- [WHAT YOU HAVE TO DO]
Whenever a line below holds the word "title", copy that line.

----

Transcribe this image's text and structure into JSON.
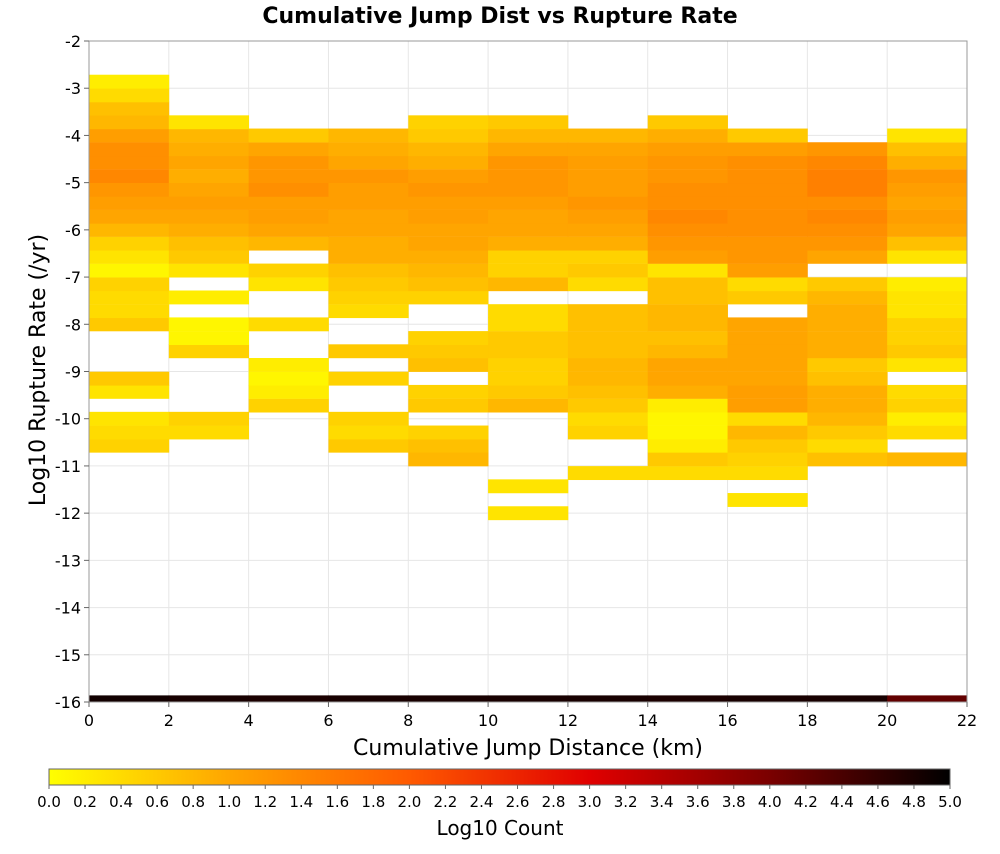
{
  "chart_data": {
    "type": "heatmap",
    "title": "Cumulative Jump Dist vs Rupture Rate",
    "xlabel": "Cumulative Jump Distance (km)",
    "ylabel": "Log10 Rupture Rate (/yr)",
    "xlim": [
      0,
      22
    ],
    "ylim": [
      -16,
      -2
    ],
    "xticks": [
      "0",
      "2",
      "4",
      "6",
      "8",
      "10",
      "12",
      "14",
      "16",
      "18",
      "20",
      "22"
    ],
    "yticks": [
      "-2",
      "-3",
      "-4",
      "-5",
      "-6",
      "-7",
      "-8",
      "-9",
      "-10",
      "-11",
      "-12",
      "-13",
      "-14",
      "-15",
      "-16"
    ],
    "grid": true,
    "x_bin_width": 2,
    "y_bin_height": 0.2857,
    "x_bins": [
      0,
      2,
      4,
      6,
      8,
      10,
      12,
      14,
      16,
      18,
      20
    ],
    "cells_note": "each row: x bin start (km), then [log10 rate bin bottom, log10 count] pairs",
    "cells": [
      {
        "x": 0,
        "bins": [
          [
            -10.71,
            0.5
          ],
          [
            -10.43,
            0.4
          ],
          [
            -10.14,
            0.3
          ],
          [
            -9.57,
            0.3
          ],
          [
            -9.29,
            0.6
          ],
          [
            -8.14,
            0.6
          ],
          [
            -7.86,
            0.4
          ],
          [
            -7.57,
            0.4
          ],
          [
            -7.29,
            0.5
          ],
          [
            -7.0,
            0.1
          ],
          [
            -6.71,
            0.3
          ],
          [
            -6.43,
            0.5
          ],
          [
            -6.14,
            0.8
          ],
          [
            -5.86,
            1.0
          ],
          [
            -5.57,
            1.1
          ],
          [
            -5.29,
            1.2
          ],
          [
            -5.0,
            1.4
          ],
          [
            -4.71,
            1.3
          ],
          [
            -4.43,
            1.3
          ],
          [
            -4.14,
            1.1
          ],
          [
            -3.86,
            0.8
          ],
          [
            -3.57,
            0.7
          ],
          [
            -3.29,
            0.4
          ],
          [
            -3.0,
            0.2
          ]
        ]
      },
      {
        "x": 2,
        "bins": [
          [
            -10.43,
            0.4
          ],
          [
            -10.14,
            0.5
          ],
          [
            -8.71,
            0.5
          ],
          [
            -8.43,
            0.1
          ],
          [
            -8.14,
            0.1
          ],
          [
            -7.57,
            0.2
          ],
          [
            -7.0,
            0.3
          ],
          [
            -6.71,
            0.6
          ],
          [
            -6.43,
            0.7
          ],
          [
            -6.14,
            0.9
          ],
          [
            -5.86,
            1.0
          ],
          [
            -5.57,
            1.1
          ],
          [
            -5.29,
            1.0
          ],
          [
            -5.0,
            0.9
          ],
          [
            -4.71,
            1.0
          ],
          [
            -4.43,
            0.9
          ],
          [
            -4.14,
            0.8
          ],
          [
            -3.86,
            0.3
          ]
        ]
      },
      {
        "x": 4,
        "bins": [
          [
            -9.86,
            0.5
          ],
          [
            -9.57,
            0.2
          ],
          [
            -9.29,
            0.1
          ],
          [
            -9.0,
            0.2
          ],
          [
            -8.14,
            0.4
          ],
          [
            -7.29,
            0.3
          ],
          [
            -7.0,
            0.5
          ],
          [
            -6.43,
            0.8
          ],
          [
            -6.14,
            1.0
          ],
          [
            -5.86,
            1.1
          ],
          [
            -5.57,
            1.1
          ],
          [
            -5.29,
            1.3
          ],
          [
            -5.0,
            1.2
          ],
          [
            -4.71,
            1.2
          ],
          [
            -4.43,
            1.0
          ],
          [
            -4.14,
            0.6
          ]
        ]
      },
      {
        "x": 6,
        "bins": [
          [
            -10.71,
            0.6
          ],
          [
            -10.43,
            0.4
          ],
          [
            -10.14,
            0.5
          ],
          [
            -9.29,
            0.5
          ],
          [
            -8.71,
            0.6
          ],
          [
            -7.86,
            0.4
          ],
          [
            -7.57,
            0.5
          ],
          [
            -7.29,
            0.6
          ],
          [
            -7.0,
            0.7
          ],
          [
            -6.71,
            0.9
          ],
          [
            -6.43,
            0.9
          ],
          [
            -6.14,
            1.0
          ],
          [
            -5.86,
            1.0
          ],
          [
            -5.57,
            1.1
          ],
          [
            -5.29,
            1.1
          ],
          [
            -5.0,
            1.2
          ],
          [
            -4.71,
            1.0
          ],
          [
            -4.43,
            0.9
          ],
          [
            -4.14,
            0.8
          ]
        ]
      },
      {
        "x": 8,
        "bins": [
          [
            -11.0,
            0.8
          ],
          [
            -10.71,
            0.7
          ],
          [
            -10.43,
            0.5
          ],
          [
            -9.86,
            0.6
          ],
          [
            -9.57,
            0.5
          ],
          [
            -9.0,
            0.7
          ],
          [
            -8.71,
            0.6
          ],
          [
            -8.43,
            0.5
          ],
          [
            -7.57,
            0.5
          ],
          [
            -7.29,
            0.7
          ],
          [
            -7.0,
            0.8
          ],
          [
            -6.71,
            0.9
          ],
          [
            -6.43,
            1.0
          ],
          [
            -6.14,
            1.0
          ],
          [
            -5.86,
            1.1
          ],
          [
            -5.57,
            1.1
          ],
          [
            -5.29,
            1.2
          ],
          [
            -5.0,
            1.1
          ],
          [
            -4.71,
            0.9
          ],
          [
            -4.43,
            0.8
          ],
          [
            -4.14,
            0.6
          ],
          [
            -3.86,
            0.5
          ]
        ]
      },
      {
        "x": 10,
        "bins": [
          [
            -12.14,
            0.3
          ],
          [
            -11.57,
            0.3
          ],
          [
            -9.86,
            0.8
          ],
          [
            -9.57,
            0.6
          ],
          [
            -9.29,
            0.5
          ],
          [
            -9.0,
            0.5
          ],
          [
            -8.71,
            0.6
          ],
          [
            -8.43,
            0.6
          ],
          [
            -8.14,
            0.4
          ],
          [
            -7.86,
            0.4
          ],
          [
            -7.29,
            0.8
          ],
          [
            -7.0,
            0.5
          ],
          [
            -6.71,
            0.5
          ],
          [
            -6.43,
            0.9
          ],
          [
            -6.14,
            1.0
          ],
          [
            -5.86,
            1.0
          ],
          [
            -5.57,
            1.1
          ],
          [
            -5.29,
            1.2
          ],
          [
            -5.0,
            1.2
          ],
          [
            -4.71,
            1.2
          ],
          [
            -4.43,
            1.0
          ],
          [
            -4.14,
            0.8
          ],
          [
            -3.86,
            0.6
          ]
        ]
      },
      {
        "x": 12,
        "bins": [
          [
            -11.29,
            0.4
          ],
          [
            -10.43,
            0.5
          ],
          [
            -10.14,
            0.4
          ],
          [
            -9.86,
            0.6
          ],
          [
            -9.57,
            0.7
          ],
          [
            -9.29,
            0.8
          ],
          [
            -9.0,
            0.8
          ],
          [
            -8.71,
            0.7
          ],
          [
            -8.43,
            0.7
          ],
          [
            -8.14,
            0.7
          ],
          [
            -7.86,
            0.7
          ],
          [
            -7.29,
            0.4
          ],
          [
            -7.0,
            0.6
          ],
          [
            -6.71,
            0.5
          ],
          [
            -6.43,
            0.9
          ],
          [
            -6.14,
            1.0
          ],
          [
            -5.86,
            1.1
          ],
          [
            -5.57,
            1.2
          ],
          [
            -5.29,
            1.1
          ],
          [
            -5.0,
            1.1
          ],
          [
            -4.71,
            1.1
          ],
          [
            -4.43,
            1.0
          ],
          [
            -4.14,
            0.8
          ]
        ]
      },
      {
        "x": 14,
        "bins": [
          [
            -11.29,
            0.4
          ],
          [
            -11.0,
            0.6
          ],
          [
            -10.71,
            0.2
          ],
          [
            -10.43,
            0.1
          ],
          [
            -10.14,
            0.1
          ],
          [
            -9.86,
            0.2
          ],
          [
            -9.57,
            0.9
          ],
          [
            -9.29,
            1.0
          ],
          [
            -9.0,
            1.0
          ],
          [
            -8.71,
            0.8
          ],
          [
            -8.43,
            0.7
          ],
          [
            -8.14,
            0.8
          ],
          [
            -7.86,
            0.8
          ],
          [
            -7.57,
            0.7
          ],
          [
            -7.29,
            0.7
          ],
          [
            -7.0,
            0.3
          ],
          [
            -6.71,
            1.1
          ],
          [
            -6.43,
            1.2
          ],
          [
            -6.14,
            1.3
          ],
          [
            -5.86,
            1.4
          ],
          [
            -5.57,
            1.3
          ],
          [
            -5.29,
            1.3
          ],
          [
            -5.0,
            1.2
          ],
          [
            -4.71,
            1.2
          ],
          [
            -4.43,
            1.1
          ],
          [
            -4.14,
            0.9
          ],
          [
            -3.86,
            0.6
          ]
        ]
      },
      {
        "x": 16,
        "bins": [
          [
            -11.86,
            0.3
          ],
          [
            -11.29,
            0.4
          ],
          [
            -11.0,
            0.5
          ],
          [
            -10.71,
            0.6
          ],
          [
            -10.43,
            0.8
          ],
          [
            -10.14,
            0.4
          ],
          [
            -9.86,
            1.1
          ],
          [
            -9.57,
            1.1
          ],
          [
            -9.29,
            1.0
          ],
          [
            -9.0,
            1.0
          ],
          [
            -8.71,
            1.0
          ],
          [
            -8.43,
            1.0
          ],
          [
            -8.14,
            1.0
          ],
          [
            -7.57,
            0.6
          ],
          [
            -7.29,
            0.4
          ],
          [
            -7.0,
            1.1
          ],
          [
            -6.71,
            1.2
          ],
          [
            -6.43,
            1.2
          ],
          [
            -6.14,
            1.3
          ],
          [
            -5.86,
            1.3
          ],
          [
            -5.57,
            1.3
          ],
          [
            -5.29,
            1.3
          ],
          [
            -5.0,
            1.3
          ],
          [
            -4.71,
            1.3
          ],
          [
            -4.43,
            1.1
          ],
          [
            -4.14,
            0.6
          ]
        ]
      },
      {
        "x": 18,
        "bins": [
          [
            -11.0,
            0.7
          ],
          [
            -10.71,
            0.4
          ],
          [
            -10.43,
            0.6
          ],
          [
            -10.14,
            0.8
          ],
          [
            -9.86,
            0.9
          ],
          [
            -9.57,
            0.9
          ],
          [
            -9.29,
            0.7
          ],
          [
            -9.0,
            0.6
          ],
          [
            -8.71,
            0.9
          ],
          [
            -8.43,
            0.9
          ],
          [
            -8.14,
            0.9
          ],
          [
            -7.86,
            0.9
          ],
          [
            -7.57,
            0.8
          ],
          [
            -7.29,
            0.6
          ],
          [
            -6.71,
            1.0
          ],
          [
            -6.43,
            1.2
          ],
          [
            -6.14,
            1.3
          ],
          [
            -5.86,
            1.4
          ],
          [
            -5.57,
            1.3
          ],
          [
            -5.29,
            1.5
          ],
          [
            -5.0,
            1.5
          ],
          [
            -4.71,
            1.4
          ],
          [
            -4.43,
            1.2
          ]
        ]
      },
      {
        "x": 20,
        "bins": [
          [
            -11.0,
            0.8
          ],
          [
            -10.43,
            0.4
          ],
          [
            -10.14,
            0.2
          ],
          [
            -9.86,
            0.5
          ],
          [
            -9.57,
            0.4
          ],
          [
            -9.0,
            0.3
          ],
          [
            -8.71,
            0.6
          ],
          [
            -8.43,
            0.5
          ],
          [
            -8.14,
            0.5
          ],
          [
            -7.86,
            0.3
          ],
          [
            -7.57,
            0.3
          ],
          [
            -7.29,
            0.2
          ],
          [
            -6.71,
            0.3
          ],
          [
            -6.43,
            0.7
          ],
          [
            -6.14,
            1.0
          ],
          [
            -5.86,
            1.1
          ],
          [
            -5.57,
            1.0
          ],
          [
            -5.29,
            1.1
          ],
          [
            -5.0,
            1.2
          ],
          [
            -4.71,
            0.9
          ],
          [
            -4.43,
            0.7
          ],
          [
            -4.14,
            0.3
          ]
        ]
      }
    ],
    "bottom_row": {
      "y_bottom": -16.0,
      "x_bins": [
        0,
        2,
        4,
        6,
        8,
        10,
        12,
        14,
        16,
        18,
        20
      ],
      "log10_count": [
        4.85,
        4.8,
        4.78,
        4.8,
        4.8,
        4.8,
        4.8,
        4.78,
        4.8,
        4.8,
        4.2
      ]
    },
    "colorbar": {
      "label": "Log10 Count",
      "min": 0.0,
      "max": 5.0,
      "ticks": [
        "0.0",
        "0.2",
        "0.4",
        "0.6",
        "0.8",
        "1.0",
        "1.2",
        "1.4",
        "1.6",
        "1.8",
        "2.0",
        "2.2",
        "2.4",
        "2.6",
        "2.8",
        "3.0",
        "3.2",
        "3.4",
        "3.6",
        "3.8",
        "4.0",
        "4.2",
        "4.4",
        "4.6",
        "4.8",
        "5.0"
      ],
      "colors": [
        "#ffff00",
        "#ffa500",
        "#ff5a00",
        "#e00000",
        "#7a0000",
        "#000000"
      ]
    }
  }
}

----

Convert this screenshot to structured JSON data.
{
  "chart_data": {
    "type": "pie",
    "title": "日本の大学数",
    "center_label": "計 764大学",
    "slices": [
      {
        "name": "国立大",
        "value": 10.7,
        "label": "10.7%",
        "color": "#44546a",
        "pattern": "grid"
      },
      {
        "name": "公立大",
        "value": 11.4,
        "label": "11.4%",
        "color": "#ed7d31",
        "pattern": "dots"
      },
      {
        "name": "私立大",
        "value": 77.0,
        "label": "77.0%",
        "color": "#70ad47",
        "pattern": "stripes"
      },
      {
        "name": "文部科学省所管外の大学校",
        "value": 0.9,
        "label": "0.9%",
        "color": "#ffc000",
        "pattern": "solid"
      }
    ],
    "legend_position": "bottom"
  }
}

----

- [EXERCISE RESULT]
    "title": "Cumulative Jump Dist vs Rupture Rate",
    "title": "日本の大学数",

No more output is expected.